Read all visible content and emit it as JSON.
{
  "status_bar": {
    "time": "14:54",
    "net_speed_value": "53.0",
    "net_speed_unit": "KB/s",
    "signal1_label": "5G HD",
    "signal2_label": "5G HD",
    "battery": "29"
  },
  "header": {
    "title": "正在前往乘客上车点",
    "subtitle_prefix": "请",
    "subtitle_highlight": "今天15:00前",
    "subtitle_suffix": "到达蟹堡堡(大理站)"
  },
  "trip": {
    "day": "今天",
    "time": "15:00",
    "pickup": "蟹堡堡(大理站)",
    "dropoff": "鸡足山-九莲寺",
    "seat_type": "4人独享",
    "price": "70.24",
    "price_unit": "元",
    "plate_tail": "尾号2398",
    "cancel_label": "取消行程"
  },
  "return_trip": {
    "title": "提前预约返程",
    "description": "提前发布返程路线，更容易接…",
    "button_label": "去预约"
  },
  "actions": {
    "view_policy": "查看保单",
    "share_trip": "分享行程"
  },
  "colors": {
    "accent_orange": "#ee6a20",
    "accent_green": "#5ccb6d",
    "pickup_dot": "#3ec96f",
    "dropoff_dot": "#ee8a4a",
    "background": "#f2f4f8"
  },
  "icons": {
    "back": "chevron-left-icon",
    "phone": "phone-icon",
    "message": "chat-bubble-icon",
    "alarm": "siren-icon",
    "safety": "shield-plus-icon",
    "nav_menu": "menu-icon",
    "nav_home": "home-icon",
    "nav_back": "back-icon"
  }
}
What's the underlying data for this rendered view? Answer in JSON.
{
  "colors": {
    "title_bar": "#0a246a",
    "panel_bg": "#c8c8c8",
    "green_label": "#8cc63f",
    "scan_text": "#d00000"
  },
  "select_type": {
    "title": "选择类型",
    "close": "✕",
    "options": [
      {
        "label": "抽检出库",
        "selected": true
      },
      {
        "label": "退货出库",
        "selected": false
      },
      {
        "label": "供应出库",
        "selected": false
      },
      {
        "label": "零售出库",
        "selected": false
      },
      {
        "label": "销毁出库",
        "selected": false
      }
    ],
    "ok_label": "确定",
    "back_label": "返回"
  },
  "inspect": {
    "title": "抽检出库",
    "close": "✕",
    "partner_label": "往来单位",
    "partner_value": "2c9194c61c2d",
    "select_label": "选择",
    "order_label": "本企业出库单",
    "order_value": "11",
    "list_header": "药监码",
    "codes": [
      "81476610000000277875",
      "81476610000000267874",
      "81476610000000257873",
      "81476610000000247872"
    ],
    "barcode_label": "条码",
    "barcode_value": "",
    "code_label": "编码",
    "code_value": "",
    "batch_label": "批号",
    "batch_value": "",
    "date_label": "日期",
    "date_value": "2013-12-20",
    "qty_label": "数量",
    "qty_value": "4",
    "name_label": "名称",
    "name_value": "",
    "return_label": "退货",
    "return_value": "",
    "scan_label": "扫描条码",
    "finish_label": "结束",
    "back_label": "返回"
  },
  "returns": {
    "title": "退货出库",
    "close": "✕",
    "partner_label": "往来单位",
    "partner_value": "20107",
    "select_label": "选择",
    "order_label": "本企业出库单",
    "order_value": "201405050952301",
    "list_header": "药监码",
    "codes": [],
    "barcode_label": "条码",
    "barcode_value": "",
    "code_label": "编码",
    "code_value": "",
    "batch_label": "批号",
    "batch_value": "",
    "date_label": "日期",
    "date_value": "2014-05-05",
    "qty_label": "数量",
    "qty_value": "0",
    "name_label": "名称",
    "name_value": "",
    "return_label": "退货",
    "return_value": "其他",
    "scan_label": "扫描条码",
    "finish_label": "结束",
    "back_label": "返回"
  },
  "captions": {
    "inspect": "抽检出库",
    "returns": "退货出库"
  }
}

▸ Exercise goal:
All entries must be repeated verbatim.

▸ Task response:
Read all visible content and emit it as JSON.
{
  "status_bar": {
    "time": "14:54",
    "net_speed_value": "53.0",
    "net_speed_unit": "KB/s",
    "signal1_label": "5G HD",
    "signal2_label": "5G HD",
    "battery": "29"
  },
  "header": {
    "title": "正在前往乘客上车点",
    "subtitle_prefix": "请",
    "subtitle_highlight": "今天15:00前",
    "subtitle_suffix": "到达蟹堡堡(大理站)"
  },
  "trip": {
    "day": "今天",
    "time": "15:00",
    "pickup": "蟹堡堡(大理站)",
    "dropoff": "鸡足山-九莲寺",
    "seat_type": "4人独享",
    "price": "70.24",
    "price_unit": "元",
    "plate_tail": "尾号2398",
    "cancel_label": "取消行程"
  },
  "return_trip": {
    "title": "提前预约返程",
    "description": "提前发布返程路线，更容易接…",
    "button_label": "去预约"
  },
  "actions": {
    "view_policy": "查看保单",
    "share_trip": "分享行程"
  },
  "colors": {
    "accent_orange": "#ee6a20",
    "accent_green": "#5ccb6d",
    "pickup_dot": "#3ec96f",
    "dropoff_dot": "#ee8a4a",
    "background": "#f2f4f8"
  },
  "icons": {
    "back": "chevron-left-icon",
    "phone": "phone-icon",
    "message": "chat-bubble-icon",
    "alarm": "siren-icon",
    "safety": "shield-plus-icon",
    "nav_menu": "menu-icon",
    "nav_home": "home-icon",
    "nav_back": "back-icon"
  }
}
What's the underlying data for this rendered view? Answer in JSON.
{
  "colors": {
    "title_bar": "#0a246a",
    "panel_bg": "#c8c8c8",
    "green_label": "#8cc63f",
    "scan_text": "#d00000"
  },
  "select_type": {
    "title": "选择类型",
    "close": "✕",
    "options": [
      {
        "label": "抽检出库",
        "selected": true
      },
      {
        "label": "退货出库",
        "selected": false
      },
      {
        "label": "供应出库",
        "selected": false
      },
      {
        "label": "零售出库",
        "selected": false
      },
      {
        "label": "销毁出库",
        "selected": false
      }
    ],
    "ok_label": "确定",
    "back_label": "返回"
  },
  "inspect": {
    "title": "抽检出库",
    "close": "✕",
    "partner_label": "往来单位",
    "partner_value": "2c9194c61c2d",
    "select_label": "选择",
    "order_label": "本企业出库单",
    "order_value": "11",
    "list_header": "药监码",
    "codes": [
      "81476610000000277875",
      "81476610000000267874",
      "81476610000000257873",
      "81476610000000247872"
    ],
    "barcode_label": "条码",
    "barcode_value": "",
    "code_label": "编码",
    "code_value": "",
    "batch_label": "批号",
    "batch_value": "",
    "date_label": "日期",
    "date_value": "2013-12-20",
    "qty_label": "数量",
    "qty_value": "4",
    "name_label": "名称",
    "name_value": "",
    "return_label": "退货",
    "return_value": "",
    "scan_label": "扫描条码",
    "finish_label": "结束",
    "back_label": "返回"
  },
  "returns": {
    "title": "退货出库",
    "close": "✕",
    "partner_label": "往来单位",
    "partner_value": "20107",
    "select_label": "选择",
    "order_label": "本企业出库单",
    "order_value": "201405050952301",
    "list_header": "药监码",
    "codes": [],
    "barcode_label": "条码",
    "barcode_value": "",
    "code_label": "编码",
    "code_value": "",
    "batch_label": "批号",
    "batch_value": "",
    "date_label": "日期",
    "date_value": "2014-05-05",
    "qty_label": "数量",
    "qty_value": "0",
    "name_label": "名称",
    "name_value": "",
    "return_label": "退货",
    "return_value": "其他",
    "scan_label": "扫描条码",
    "finish_label": "结束",
    "back_label": "返回"
  },
  "captions": {
    "inspect": "抽检出库",
    "returns": "退货出库"
  }
}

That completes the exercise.